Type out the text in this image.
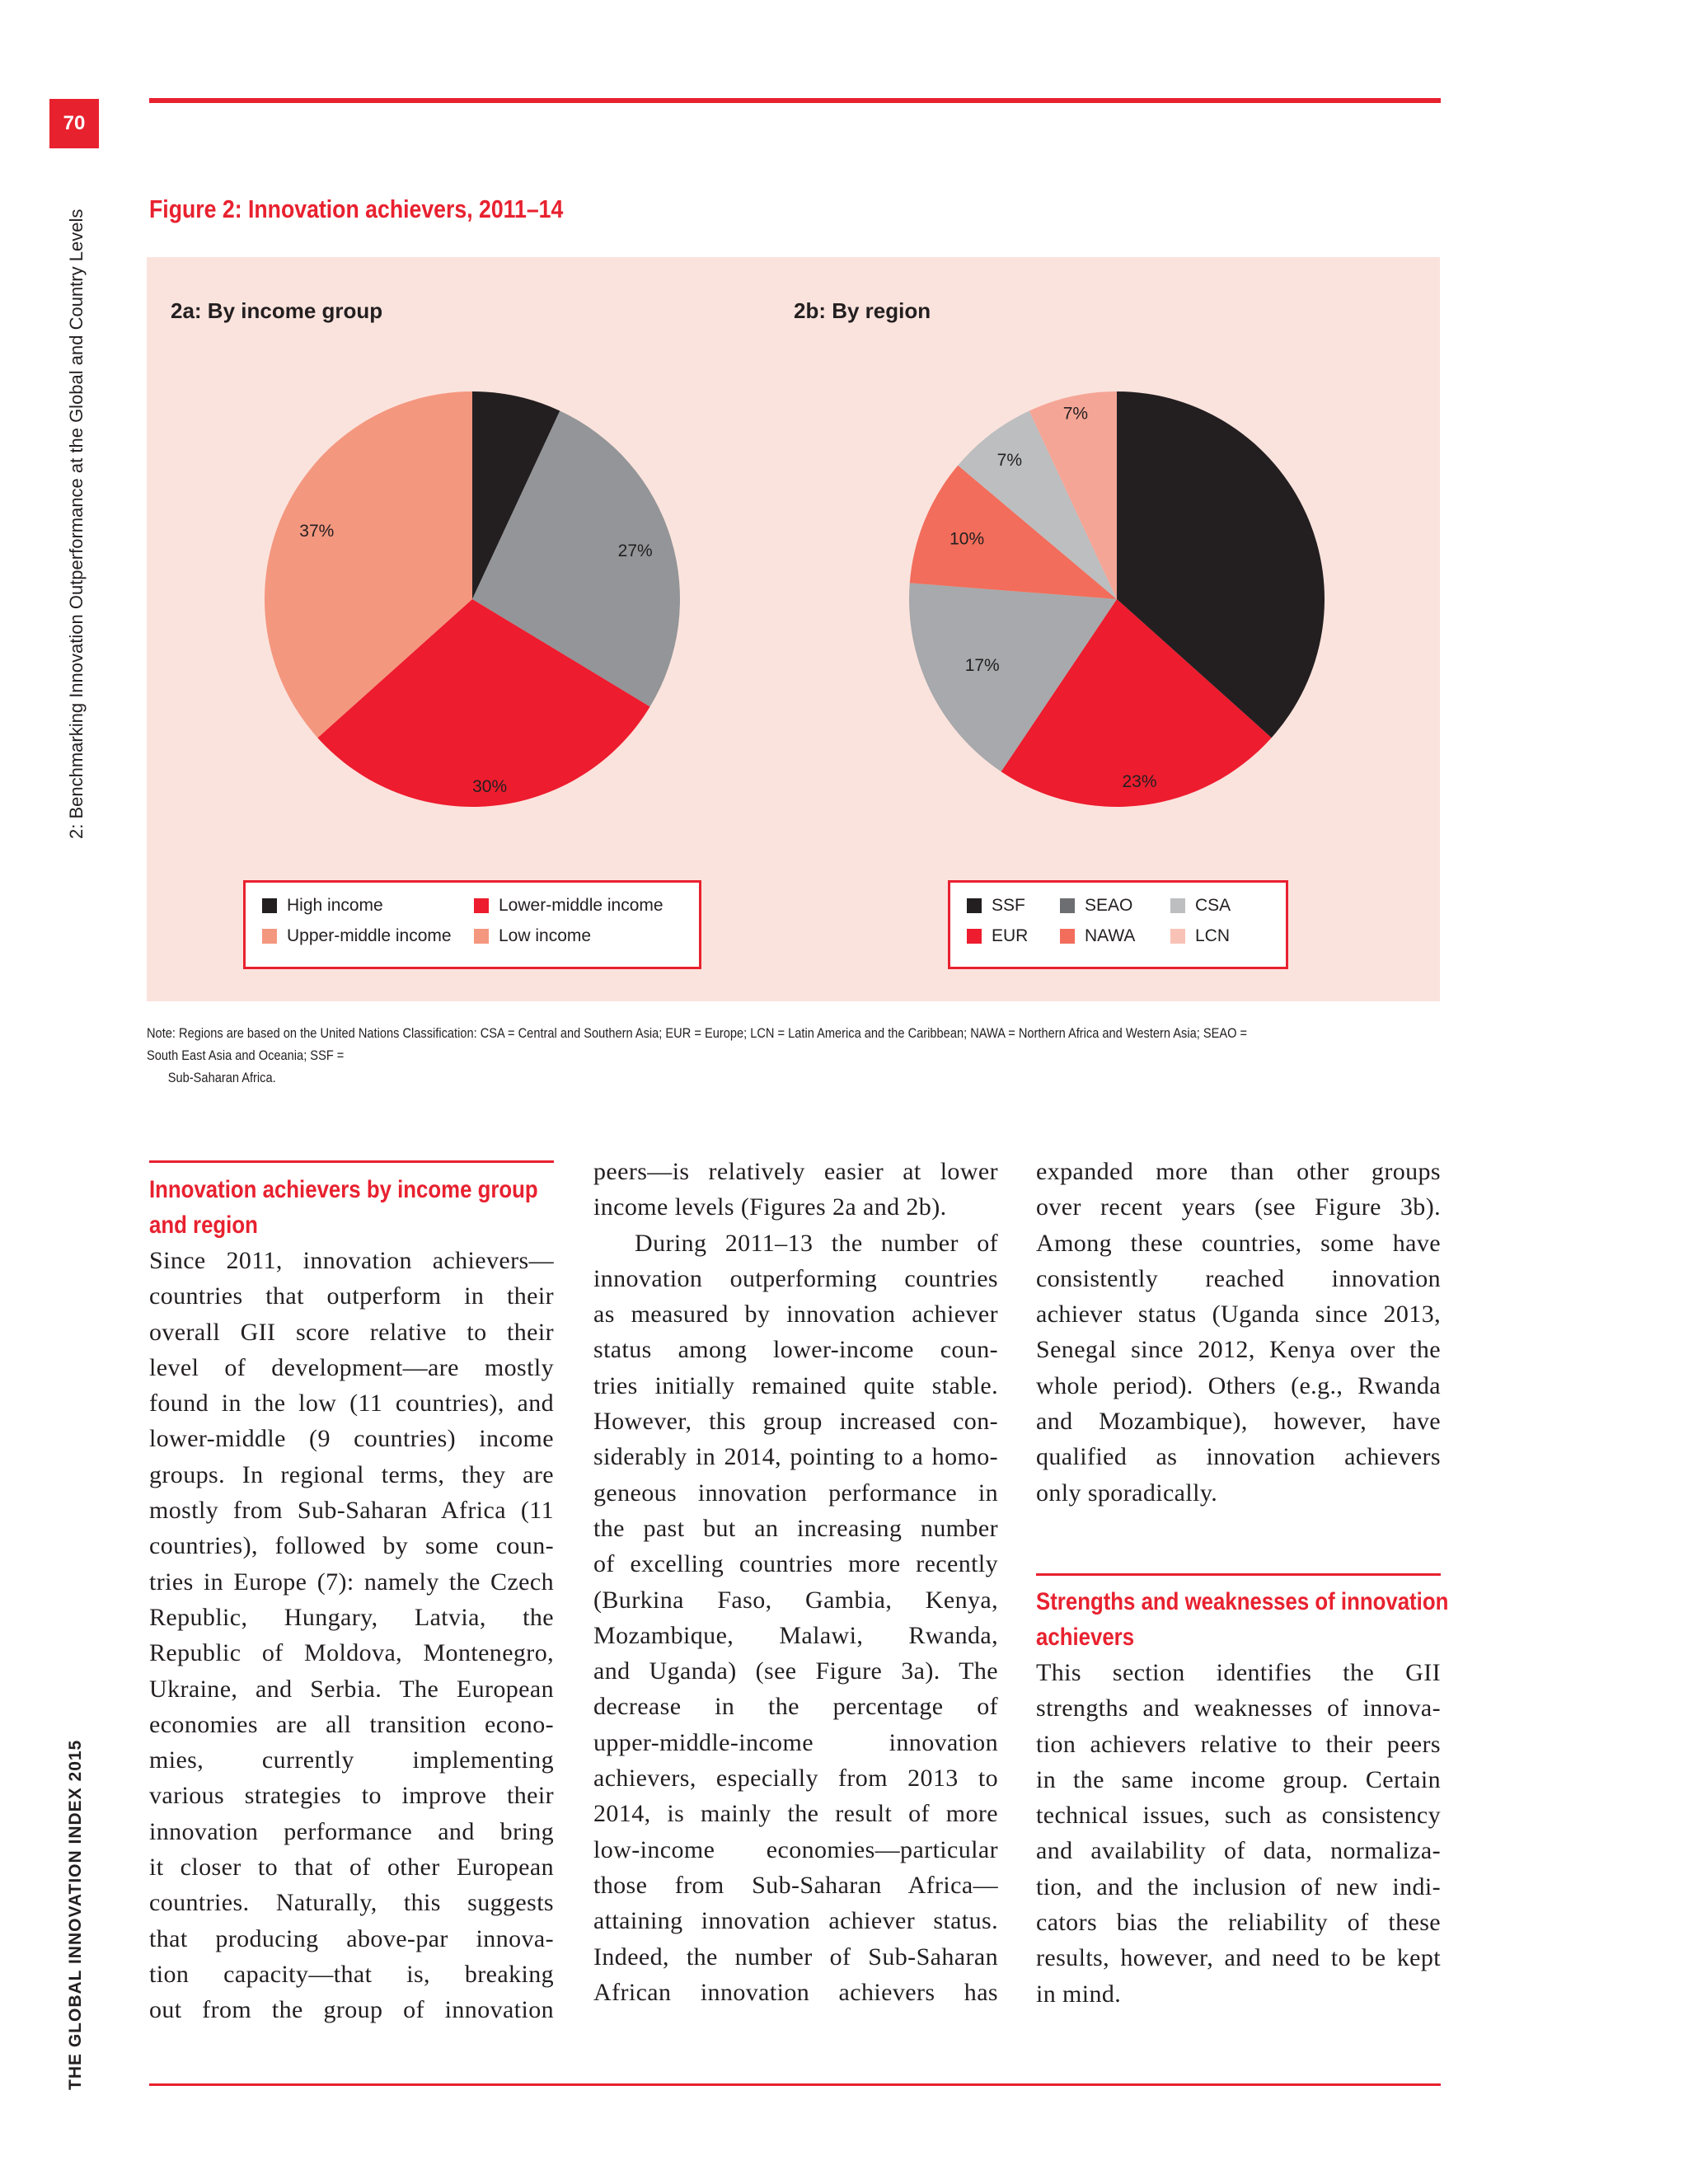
70
2: Benchmarking Innovation Outperformance at the Global and Country Levels
THE GLOBAL INNOVATION INDEX 2015
Figure 2: Innovation achievers, 2011–14
2a: By income group	2b: By region
7%
27%
30%
37%	37%
23%
17%
10%
7%
7%
High income	Lower-middle income
Upper-middle income	Low income
SSF	SEAO	CSA
EUR	NAWA	LCN
Note: Regions are based on the United Nations Classification: CSA = Central and Southern Asia; EUR = Europe; LCN = Latin America and the Caribbean; NAWA = Northern Africa and Western Asia; SEAO = South East Asia and Oceania; SSF =
Sub-Saharan Africa.
Innovation achievers by income group
and region

Since 2011, innovation achievers—

countries that outperform in their

overall GII score relative to their

level of development—are mostly

found in the low (11 countries), and

lower-middle (9 countries) income

groups. In regional terms, they are

mostly from Sub-Saharan Africa (11

countries), followed by some coun-

tries in Europe (7): namely the Czech

Republic, Hungary, Latvia, the

Republic of Moldova, Montenegro,

Ukraine, and Serbia. The European

economies are all transition econo-

mies, currently implementing

various strategies to improve their

innovation performance and bring

it closer to that of other European

countries. Naturally, this suggests

that producing above-par innova-

tion capacity—that is, breaking

out from the group of innovation

peers—is relatively easier at lower

income levels (Figures 2a and 2b).

During 2011–13 the number of

innovation outperforming countries

as measured by innovation achiever

status among lower-income coun-

tries initially remained quite stable.

However, this group increased con-

siderably in 2014, pointing to a homo-

geneous innovation performance in

the past but an increasing number

of excelling countries more recently

(Burkina Faso, Gambia, Kenya,

Mozambique, Malawi, Rwanda,

and Uganda) (see Figure 3a). The

decrease in the percentage of

upper-middle-income innovation

achievers, especially from 2013 to

2014, is mainly the result of more

low-income economies—particular

those from Sub-Saharan Africa—

attaining innovation achiever status.

Indeed, the number of Sub-Saharan

African innovation achievers has

expanded more than other groups

over recent years (see Figure 3b).

Among these countries, some have

consistently reached innovation

achiever status (Uganda since 2013,

Senegal since 2012, Kenya over the

whole period). Others (e.g., Rwanda

and Mozambique), however, have

qualified as innovation achievers

only sporadically.

Strengths and weaknesses of innovation
achievers

This section identifies the GII

strengths and weaknesses of innova-

tion achievers relative to their peers

in the same income group. Certain

technical issues, such as consistency

and availability of data, normaliza-

tion, and the inclusion of new indi-

cators bias the reliability of these

results, however, and need to be kept

in mind.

**Directions for this task**
Every line is to be duplicated exactly, though pictures stay out.

**Correct response**
Type out the text in this image.
70
2: Benchmarking Innovation Outperformance at the Global and Country Levels
THE GLOBAL INNOVATION INDEX 2015
Figure 2: Innovation achievers, 2011–14
2a: By income group	2b: By region
7%
27%
30%
37%	37%
23%
17%
10%
7%
7%
High income	Lower-middle income
Upper-middle income	Low income
SSF	SEAO	CSA
EUR	NAWA	LCN
Note: Regions are based on the United Nations Classification: CSA = Central and Southern Asia; EUR = Europe; LCN = Latin America and the Caribbean; NAWA = Northern Africa and Western Asia; SEAO = South East Asia and Oceania; SSF =
Sub-Saharan Africa.
Innovation achievers by income group
and region

Since 2011, innovation achievers—

countries that outperform in their

overall GII score relative to their

level of development—are mostly

found in the low (11 countries), and

lower-middle (9 countries) income

groups. In regional terms, they are

mostly from Sub-Saharan Africa (11

countries), followed by some coun-

tries in Europe (7): namely the Czech

Republic, Hungary, Latvia, the

Republic of Moldova, Montenegro,

Ukraine, and Serbia. The European

economies are all transition econo-

mies, currently implementing

various strategies to improve their

innovation performance and bring

it closer to that of other European

countries. Naturally, this suggests

that producing above-par innova-

tion capacity—that is, breaking

out from the group of innovation

peers—is relatively easier at lower

income levels (Figures 2a and 2b).

During 2011–13 the number of

innovation outperforming countries

as measured by innovation achiever

status among lower-income coun-

tries initially remained quite stable.

However, this group increased con-

siderably in 2014, pointing to a homo-

geneous innovation performance in

the past but an increasing number

of excelling countries more recently

(Burkina Faso, Gambia, Kenya,

Mozambique, Malawi, Rwanda,

and Uganda) (see Figure 3a). The

decrease in the percentage of

upper-middle-income innovation

achievers, especially from 2013 to

2014, is mainly the result of more

low-income economies—particular

those from Sub-Saharan Africa—

attaining innovation achiever status.

Indeed, the number of Sub-Saharan

African innovation achievers has

expanded more than other groups

over recent years (see Figure 3b).

Among these countries, some have

consistently reached innovation

achiever status (Uganda since 2013,

Senegal since 2012, Kenya over the

whole period). Others (e.g., Rwanda

and Mozambique), however, have

qualified as innovation achievers

only sporadically.

Strengths and weaknesses of innovation
achievers

This section identifies the GII

strengths and weaknesses of innova-

tion achievers relative to their peers

in the same income group. Certain

technical issues, such as consistency

and availability of data, normaliza-

tion, and the inclusion of new indi-

cators bias the reliability of these

results, however, and need to be kept

in mind.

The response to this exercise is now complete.